__Task details__: Identify all lines below that hold "checked" and collect them.

__Data__:

----------------

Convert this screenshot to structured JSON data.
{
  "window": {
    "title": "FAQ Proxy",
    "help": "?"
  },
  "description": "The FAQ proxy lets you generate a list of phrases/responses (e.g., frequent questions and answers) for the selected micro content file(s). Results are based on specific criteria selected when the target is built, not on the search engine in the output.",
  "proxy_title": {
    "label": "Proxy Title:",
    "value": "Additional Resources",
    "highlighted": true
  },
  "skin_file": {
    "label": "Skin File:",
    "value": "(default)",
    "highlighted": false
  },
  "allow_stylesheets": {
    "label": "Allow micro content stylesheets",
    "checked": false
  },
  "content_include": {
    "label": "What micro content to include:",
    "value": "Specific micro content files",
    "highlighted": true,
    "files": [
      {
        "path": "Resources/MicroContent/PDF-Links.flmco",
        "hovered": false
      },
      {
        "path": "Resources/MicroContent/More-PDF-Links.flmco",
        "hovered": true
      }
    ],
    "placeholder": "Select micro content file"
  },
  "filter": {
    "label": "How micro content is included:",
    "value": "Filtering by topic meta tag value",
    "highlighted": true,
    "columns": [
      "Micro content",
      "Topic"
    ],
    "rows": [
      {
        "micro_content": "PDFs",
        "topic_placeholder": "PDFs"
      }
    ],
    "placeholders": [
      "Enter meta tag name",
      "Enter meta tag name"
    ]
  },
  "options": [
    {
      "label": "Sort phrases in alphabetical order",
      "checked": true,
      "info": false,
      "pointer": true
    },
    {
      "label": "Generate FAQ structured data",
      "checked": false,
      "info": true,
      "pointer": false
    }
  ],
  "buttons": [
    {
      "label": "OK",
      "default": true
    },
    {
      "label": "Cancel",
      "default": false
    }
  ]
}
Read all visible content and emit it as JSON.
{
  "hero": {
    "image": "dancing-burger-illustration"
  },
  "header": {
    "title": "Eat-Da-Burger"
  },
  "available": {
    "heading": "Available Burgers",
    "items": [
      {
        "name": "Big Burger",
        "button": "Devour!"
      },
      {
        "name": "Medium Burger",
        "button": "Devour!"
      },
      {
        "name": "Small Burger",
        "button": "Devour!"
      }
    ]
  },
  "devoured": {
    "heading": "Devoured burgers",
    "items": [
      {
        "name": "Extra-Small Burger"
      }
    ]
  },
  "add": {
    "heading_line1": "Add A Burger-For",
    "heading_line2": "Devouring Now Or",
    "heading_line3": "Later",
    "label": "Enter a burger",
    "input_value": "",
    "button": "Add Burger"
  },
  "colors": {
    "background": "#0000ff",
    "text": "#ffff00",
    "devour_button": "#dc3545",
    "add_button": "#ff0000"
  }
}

----------------

__Output of the task__:
    "checked": false
      "checked": true,
      "checked": false,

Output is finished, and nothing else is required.